▶ **EXERCISE OBJECTIVE**
Transcribe the lines below verbatim, skipping the images.

▶ **Data entries for graphics**
------------------------------------
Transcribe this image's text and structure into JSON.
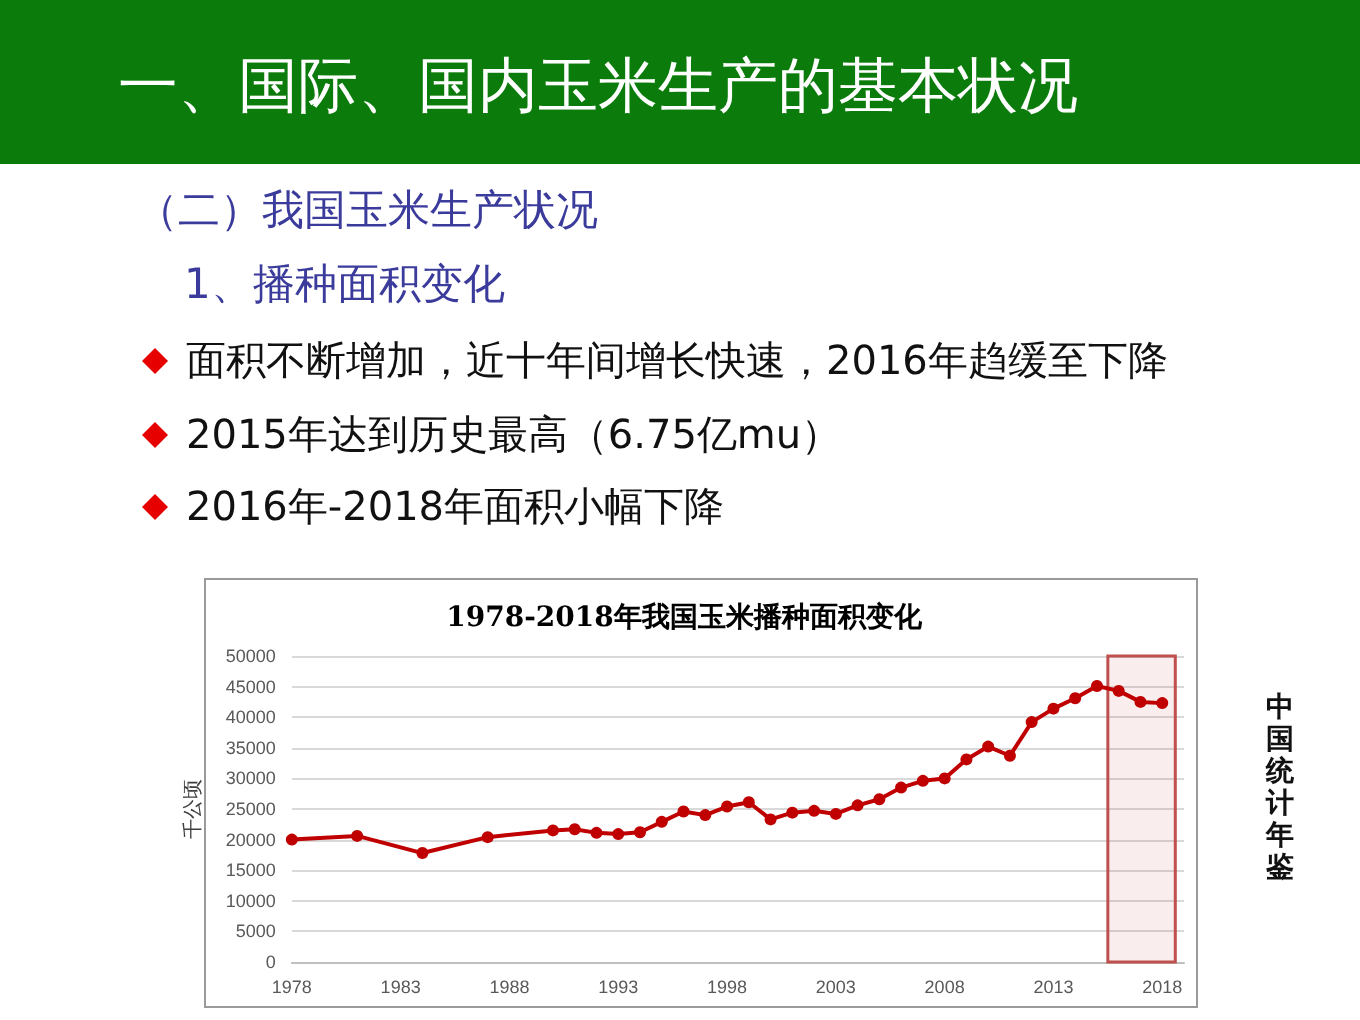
{
  "chart_data": {
    "type": "line",
    "title": "1978-2018年我国玉米播种面积变化",
    "ylabel": "千公顷",
    "x": [
      1978,
      1981,
      1984,
      1987,
      1990,
      1991,
      1992,
      1993,
      1994,
      1995,
      1996,
      1997,
      1998,
      1999,
      2000,
      2001,
      2002,
      2003,
      2004,
      2005,
      2006,
      2007,
      2008,
      2009,
      2010,
      2011,
      2012,
      2013,
      2014,
      2015,
      2016,
      2017,
      2018
    ],
    "series": [
      {
        "color": "#c00000",
        "values": [
          20000,
          20600,
          17800,
          20400,
          21500,
          21700,
          21100,
          20900,
          21200,
          22900,
          24600,
          24000,
          25400,
          26100,
          23300,
          24400,
          24700,
          24200,
          25600,
          26600,
          28500,
          29600,
          30000,
          33100,
          35200,
          33700,
          39200,
          41400,
          43100,
          45100,
          44300,
          42500,
          42300
        ]
      }
    ],
    "xlim": [
      1978,
      2019
    ],
    "xticks": [
      1978,
      1983,
      1988,
      1993,
      1998,
      2003,
      2008,
      2013,
      2018
    ],
    "ylim": [
      0,
      50000
    ],
    "yticks": [
      0,
      5000,
      10000,
      15000,
      20000,
      25000,
      30000,
      35000,
      40000,
      45000,
      50000
    ],
    "grid": "y",
    "marker": "circle",
    "line_style": "solid",
    "bands": [
      {
        "axis": "x",
        "from": 2015.5,
        "to": 2018.6,
        "color": "#c0504d"
      }
    ],
    "annotations": [
      "一、国际、国内玉米生产的基本状况",
      "（二）我国玉米生产状况",
      "1、播种面积变化",
      "面积不断增加，近十年间增长快速，2016年趋缓至下降",
      "2015年达到历史最高（6.75亿mu）",
      "2016年-2018年面积小幅下降",
      "中国统计年鉴"
    ]
  }
}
------------------------------------
▶ **TASK SOLUTION**
Transcribe this image's text and structure into JSON.
{
  "chart_data": {
    "type": "line",
    "title": "1978-2018年我国玉米播种面积变化",
    "ylabel": "千公顷",
    "x": [
      1978,
      1981,
      1984,
      1987,
      1990,
      1991,
      1992,
      1993,
      1994,
      1995,
      1996,
      1997,
      1998,
      1999,
      2000,
      2001,
      2002,
      2003,
      2004,
      2005,
      2006,
      2007,
      2008,
      2009,
      2010,
      2011,
      2012,
      2013,
      2014,
      2015,
      2016,
      2017,
      2018
    ],
    "series": [
      {
        "color": "#c00000",
        "values": [
          20000,
          20600,
          17800,
          20400,
          21500,
          21700,
          21100,
          20900,
          21200,
          22900,
          24600,
          24000,
          25400,
          26100,
          23300,
          24400,
          24700,
          24200,
          25600,
          26600,
          28500,
          29600,
          30000,
          33100,
          35200,
          33700,
          39200,
          41400,
          43100,
          45100,
          44300,
          42500,
          42300
        ]
      }
    ],
    "xlim": [
      1978,
      2019
    ],
    "xticks": [
      1978,
      1983,
      1988,
      1993,
      1998,
      2003,
      2008,
      2013,
      2018
    ],
    "ylim": [
      0,
      50000
    ],
    "yticks": [
      0,
      5000,
      10000,
      15000,
      20000,
      25000,
      30000,
      35000,
      40000,
      45000,
      50000
    ],
    "grid": "y",
    "marker": "circle",
    "line_style": "solid",
    "bands": [
      {
        "axis": "x",
        "from": 2015.5,
        "to": 2018.6,
        "color": "#c0504d"
      }
    ],
    "annotations": [
      "一、国际、国内玉米生产的基本状况",
      "（二）我国玉米生产状况",
      "1、播种面积变化",
      "面积不断增加，近十年间增长快速，2016年趋缓至下降",
      "2015年达到历史最高（6.75亿mu）",
      "2016年-2018年面积小幅下降",
      "中国统计年鉴"
    ]
  }
}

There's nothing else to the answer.